(Data entries)
□ □ □ □
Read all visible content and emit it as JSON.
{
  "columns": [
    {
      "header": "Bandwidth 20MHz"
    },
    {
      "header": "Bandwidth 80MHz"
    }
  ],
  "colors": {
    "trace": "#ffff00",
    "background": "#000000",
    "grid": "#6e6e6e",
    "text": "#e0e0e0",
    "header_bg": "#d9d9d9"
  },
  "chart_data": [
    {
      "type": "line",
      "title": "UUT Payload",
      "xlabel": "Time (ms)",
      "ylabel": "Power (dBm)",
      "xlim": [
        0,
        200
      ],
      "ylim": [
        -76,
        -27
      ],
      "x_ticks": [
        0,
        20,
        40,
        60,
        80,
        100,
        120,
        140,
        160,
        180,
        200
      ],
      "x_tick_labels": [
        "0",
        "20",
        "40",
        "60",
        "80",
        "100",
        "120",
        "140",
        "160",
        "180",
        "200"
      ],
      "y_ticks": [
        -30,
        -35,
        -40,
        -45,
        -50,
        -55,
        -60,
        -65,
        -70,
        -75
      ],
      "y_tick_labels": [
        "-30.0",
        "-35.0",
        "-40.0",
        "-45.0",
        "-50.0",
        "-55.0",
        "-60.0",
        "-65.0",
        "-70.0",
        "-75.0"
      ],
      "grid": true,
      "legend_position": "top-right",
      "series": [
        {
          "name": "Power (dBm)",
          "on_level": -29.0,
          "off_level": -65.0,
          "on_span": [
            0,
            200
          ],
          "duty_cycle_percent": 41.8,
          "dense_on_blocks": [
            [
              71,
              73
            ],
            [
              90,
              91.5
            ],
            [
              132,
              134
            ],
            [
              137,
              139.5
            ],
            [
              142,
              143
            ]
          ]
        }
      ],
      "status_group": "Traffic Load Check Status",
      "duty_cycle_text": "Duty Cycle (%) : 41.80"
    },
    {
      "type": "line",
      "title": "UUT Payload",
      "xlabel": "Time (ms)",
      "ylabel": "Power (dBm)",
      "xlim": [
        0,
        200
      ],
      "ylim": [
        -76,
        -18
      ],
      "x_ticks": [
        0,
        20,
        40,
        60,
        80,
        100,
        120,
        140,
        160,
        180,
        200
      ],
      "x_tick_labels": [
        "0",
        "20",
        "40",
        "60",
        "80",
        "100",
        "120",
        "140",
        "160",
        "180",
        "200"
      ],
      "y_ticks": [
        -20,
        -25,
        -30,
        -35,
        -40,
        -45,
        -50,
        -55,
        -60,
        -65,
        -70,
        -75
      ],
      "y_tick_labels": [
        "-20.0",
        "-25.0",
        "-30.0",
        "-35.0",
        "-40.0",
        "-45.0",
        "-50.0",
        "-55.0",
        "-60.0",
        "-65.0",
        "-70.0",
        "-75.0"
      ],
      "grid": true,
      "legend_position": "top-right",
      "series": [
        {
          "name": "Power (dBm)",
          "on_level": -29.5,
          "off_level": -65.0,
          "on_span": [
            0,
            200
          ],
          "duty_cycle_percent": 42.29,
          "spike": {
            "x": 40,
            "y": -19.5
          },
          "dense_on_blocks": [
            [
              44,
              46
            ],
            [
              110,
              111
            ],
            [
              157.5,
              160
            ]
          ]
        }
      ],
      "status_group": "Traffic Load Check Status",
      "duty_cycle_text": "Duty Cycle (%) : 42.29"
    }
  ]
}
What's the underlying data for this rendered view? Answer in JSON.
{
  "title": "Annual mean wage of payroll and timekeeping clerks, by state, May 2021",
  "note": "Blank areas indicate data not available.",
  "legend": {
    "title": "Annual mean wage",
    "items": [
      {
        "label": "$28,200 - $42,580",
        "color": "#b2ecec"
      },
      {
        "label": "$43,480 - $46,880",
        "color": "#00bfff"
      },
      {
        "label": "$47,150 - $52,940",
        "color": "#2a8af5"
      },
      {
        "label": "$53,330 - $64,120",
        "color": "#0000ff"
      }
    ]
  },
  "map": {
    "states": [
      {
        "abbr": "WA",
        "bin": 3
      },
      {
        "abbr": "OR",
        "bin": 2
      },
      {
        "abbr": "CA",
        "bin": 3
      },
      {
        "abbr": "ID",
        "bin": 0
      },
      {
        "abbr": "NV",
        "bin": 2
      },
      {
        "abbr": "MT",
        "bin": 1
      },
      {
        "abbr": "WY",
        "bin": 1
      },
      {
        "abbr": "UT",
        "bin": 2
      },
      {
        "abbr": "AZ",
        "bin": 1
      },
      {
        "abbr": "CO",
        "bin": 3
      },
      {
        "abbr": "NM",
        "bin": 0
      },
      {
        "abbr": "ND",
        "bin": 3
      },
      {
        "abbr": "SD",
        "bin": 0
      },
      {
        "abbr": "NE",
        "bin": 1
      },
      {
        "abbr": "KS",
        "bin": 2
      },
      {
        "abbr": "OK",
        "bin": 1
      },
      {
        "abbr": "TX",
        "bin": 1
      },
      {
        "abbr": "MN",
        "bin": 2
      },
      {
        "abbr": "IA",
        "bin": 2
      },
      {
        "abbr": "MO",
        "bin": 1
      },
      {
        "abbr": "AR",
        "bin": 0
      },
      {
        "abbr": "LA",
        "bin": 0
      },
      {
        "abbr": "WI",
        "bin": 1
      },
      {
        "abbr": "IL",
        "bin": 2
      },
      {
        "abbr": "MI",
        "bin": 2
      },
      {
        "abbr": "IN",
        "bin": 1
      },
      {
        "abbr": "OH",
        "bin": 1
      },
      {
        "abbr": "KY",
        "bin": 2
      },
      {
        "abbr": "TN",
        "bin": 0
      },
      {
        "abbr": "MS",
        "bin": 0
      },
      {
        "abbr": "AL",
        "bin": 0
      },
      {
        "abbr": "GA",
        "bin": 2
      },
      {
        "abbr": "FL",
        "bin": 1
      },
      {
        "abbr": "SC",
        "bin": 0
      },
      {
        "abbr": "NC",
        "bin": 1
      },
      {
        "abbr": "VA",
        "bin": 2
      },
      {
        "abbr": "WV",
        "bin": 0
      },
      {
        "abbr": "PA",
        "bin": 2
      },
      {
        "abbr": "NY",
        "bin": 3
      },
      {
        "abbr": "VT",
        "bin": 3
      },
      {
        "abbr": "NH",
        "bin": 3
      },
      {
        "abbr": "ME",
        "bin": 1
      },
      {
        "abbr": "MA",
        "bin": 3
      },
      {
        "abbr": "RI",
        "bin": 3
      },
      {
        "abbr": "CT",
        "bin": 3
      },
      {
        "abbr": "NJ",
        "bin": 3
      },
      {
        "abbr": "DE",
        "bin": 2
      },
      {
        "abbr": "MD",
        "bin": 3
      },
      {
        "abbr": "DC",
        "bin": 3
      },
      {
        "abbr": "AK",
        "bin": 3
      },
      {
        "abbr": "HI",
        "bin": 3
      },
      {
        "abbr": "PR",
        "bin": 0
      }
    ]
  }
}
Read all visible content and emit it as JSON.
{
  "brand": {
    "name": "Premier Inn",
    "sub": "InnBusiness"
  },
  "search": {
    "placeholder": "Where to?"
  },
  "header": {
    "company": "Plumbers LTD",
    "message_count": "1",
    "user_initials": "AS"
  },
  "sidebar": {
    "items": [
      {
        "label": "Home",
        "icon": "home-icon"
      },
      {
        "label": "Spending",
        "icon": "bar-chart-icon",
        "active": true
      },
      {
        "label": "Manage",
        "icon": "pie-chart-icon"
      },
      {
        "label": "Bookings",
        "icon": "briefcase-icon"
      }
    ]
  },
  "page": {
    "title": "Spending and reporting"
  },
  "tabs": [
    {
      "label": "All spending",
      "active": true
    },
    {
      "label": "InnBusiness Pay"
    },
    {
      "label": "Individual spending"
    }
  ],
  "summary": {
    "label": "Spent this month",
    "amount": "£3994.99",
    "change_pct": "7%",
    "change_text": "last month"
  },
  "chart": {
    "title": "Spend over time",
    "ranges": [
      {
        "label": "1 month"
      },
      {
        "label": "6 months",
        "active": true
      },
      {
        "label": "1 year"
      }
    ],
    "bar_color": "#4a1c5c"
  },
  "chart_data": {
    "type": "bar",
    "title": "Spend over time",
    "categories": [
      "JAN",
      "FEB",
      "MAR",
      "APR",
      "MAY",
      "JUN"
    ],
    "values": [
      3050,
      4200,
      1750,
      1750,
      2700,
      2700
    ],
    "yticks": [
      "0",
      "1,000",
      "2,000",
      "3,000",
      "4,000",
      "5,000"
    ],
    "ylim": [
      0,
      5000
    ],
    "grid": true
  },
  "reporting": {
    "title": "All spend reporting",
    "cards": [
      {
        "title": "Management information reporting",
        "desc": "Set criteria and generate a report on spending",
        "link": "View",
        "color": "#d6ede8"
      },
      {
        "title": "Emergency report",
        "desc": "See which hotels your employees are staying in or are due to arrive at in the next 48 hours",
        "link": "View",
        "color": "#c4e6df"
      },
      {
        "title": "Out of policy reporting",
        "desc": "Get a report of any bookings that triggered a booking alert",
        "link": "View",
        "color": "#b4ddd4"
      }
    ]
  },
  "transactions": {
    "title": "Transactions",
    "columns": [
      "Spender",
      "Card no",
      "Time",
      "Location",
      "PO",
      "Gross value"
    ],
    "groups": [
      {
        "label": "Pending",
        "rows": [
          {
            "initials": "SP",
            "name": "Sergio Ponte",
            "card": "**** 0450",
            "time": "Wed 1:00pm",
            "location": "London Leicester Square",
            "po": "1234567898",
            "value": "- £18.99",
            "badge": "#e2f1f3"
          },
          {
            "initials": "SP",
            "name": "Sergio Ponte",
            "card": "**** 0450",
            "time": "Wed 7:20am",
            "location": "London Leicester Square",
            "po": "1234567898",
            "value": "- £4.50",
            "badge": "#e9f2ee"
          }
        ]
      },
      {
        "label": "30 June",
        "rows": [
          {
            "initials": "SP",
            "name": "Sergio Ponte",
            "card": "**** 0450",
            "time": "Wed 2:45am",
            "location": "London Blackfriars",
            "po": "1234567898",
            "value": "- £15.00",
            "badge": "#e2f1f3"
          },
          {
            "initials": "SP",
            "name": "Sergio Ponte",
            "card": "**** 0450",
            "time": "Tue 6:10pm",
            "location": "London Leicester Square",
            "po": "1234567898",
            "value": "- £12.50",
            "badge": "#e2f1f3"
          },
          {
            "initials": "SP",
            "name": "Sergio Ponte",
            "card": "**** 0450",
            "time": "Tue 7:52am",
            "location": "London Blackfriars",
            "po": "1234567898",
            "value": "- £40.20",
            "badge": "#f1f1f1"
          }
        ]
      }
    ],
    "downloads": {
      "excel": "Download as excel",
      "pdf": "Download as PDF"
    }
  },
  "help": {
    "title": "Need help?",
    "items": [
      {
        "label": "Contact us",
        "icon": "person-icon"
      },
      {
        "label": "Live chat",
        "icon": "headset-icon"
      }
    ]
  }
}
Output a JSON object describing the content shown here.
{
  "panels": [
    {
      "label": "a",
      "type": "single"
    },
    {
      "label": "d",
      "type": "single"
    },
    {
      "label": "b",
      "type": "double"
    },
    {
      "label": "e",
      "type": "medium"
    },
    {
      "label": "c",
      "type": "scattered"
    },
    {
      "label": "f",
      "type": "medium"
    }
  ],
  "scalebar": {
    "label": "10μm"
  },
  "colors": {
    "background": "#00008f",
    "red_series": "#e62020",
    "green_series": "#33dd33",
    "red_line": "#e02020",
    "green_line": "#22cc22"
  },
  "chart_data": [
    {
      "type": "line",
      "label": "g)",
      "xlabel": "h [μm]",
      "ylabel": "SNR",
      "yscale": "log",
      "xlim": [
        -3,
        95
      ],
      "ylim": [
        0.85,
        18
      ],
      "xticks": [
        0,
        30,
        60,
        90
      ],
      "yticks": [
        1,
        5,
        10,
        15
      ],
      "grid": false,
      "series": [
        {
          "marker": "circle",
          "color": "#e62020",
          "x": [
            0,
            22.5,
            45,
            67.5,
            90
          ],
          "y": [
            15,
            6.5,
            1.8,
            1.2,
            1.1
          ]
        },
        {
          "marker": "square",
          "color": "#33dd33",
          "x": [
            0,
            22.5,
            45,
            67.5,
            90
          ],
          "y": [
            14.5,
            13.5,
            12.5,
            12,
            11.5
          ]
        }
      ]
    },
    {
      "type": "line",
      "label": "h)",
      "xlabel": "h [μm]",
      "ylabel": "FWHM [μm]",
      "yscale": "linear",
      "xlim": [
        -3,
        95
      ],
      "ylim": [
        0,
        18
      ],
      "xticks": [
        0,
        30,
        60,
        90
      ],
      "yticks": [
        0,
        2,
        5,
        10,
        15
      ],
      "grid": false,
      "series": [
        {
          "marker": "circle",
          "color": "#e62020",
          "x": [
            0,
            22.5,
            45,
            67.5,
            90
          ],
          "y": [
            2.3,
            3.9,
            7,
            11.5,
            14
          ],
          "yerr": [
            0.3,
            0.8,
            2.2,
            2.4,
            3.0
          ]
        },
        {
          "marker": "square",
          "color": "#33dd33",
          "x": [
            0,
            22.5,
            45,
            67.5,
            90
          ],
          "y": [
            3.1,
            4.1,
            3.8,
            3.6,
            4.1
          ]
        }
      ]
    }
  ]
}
□ □ □ □
■ **Work required**
Read through the entries and copy every line that includes "InnBusiness".

■ **Solution to the problem**
    "sub": "InnBusiness"
      "label": "InnBusiness Pay"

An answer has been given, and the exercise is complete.